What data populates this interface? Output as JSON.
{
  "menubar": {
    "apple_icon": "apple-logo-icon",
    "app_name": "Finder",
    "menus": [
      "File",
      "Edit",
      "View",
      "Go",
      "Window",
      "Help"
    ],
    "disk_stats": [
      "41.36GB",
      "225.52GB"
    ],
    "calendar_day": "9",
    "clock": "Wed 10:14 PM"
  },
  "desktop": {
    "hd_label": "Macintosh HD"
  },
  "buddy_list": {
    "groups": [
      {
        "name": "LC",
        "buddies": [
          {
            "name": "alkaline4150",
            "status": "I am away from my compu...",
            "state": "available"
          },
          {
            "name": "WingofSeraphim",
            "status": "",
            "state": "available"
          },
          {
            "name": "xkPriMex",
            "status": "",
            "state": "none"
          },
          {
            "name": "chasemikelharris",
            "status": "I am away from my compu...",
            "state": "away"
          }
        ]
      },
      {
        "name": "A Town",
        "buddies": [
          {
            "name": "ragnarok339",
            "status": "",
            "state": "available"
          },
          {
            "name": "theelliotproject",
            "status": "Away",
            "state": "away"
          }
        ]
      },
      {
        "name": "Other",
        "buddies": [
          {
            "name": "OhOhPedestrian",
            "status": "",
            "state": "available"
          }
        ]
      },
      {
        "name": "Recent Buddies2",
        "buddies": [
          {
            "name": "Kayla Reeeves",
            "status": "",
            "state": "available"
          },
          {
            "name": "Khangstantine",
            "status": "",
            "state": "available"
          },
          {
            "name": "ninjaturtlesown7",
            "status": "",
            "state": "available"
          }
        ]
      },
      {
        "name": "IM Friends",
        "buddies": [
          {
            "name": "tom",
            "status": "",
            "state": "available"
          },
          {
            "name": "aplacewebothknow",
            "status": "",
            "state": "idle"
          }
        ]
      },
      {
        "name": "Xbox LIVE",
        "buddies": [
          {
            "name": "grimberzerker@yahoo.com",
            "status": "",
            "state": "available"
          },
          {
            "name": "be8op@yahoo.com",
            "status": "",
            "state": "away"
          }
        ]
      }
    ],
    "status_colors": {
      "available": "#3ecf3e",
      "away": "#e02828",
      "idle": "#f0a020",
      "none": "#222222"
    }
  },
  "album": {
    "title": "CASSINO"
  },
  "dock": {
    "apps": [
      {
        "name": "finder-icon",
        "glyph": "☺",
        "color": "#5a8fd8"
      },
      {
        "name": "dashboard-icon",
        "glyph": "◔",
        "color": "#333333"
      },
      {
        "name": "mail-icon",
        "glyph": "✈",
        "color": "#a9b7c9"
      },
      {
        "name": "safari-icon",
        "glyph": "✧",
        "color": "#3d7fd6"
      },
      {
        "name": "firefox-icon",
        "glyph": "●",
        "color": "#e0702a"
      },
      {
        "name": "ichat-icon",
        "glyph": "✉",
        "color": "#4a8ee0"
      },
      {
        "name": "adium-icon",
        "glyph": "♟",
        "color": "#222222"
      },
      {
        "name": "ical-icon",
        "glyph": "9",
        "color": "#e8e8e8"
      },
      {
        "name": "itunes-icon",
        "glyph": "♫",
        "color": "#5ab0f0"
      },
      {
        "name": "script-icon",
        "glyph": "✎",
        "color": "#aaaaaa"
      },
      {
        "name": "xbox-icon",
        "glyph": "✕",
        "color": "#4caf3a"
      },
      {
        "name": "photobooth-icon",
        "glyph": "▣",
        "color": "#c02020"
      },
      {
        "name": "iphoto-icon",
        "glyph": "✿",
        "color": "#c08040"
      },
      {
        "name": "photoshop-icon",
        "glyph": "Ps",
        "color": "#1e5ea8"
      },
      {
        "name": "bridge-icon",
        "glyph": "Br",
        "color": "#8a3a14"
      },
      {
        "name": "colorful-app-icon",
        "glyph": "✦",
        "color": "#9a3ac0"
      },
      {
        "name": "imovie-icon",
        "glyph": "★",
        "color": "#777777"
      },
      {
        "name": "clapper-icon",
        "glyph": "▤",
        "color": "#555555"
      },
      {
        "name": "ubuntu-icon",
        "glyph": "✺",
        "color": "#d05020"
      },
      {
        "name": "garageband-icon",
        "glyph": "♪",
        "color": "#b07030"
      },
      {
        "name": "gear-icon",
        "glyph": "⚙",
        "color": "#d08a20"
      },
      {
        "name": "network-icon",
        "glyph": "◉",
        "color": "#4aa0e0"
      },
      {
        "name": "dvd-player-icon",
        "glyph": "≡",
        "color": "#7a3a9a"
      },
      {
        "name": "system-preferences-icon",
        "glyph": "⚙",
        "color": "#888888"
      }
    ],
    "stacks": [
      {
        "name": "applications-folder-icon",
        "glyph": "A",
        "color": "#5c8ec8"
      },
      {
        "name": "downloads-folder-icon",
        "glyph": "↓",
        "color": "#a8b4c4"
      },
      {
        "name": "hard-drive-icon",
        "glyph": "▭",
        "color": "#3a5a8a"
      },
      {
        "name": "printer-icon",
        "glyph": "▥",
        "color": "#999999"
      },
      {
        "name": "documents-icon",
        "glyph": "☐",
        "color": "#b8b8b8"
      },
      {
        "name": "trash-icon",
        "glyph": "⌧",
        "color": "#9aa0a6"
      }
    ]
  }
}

○ ○ ○

WHAT TO DO: The records above must be output exactly, in full.

RESULT BELOW:
What data populates this interface? Output as JSON.
{
  "menubar": {
    "apple_icon": "apple-logo-icon",
    "app_name": "Finder",
    "menus": [
      "File",
      "Edit",
      "View",
      "Go",
      "Window",
      "Help"
    ],
    "disk_stats": [
      "41.36GB",
      "225.52GB"
    ],
    "calendar_day": "9",
    "clock": "Wed 10:14 PM"
  },
  "desktop": {
    "hd_label": "Macintosh HD"
  },
  "buddy_list": {
    "groups": [
      {
        "name": "LC",
        "buddies": [
          {
            "name": "alkaline4150",
            "status": "I am away from my compu...",
            "state": "available"
          },
          {
            "name": "WingofSeraphim",
            "status": "",
            "state": "available"
          },
          {
            "name": "xkPriMex",
            "status": "",
            "state": "none"
          },
          {
            "name": "chasemikelharris",
            "status": "I am away from my compu...",
            "state": "away"
          }
        ]
      },
      {
        "name": "A Town",
        "buddies": [
          {
            "name": "ragnarok339",
            "status": "",
            "state": "available"
          },
          {
            "name": "theelliotproject",
            "status": "Away",
            "state": "away"
          }
        ]
      },
      {
        "name": "Other",
        "buddies": [
          {
            "name": "OhOhPedestrian",
            "status": "",
            "state": "available"
          }
        ]
      },
      {
        "name": "Recent Buddies2",
        "buddies": [
          {
            "name": "Kayla Reeeves",
            "status": "",
            "state": "available"
          },
          {
            "name": "Khangstantine",
            "status": "",
            "state": "available"
          },
          {
            "name": "ninjaturtlesown7",
            "status": "",
            "state": "available"
          }
        ]
      },
      {
        "name": "IM Friends",
        "buddies": [
          {
            "name": "tom",
            "status": "",
            "state": "available"
          },
          {
            "name": "aplacewebothknow",
            "status": "",
            "state": "idle"
          }
        ]
      },
      {
        "name": "Xbox LIVE",
        "buddies": [
          {
            "name": "grimberzerker@yahoo.com",
            "status": "",
            "state": "available"
          },
          {
            "name": "be8op@yahoo.com",
            "status": "",
            "state": "away"
          }
        ]
      }
    ],
    "status_colors": {
      "available": "#3ecf3e",
      "away": "#e02828",
      "idle": "#f0a020",
      "none": "#222222"
    }
  },
  "album": {
    "title": "CASSINO"
  },
  "dock": {
    "apps": [
      {
        "name": "finder-icon",
        "glyph": "☺",
        "color": "#5a8fd8"
      },
      {
        "name": "dashboard-icon",
        "glyph": "◔",
        "color": "#333333"
      },
      {
        "name": "mail-icon",
        "glyph": "✈",
        "color": "#a9b7c9"
      },
      {
        "name": "safari-icon",
        "glyph": "✧",
        "color": "#3d7fd6"
      },
      {
        "name": "firefox-icon",
        "glyph": "●",
        "color": "#e0702a"
      },
      {
        "name": "ichat-icon",
        "glyph": "✉",
        "color": "#4a8ee0"
      },
      {
        "name": "adium-icon",
        "glyph": "♟",
        "color": "#222222"
      },
      {
        "name": "ical-icon",
        "glyph": "9",
        "color": "#e8e8e8"
      },
      {
        "name": "itunes-icon",
        "glyph": "♫",
        "color": "#5ab0f0"
      },
      {
        "name": "script-icon",
        "glyph": "✎",
        "color": "#aaaaaa"
      },
      {
        "name": "xbox-icon",
        "glyph": "✕",
        "color": "#4caf3a"
      },
      {
        "name": "photobooth-icon",
        "glyph": "▣",
        "color": "#c02020"
      },
      {
        "name": "iphoto-icon",
        "glyph": "✿",
        "color": "#c08040"
      },
      {
        "name": "photoshop-icon",
        "glyph": "Ps",
        "color": "#1e5ea8"
      },
      {
        "name": "bridge-icon",
        "glyph": "Br",
        "color": "#8a3a14"
      },
      {
        "name": "colorful-app-icon",
        "glyph": "✦",
        "color": "#9a3ac0"
      },
      {
        "name": "imovie-icon",
        "glyph": "★",
        "color": "#777777"
      },
      {
        "name": "clapper-icon",
        "glyph": "▤",
        "color": "#555555"
      },
      {
        "name": "ubuntu-icon",
        "glyph": "✺",
        "color": "#d05020"
      },
      {
        "name": "garageband-icon",
        "glyph": "♪",
        "color": "#b07030"
      },
      {
        "name": "gear-icon",
        "glyph": "⚙",
        "color": "#d08a20"
      },
      {
        "name": "network-icon",
        "glyph": "◉",
        "color": "#4aa0e0"
      },
      {
        "name": "dvd-player-icon",
        "glyph": "≡",
        "color": "#7a3a9a"
      },
      {
        "name": "system-preferences-icon",
        "glyph": "⚙",
        "color": "#888888"
      }
    ],
    "stacks": [
      {
        "name": "applications-folder-icon",
        "glyph": "A",
        "color": "#5c8ec8"
      },
      {
        "name": "downloads-folder-icon",
        "glyph": "↓",
        "color": "#a8b4c4"
      },
      {
        "name": "hard-drive-icon",
        "glyph": "▭",
        "color": "#3a5a8a"
      },
      {
        "name": "printer-icon",
        "glyph": "▥",
        "color": "#999999"
      },
      {
        "name": "documents-icon",
        "glyph": "☐",
        "color": "#b8b8b8"
      },
      {
        "name": "trash-icon",
        "glyph": "⌧",
        "color": "#9aa0a6"
      }
    ]
  }
}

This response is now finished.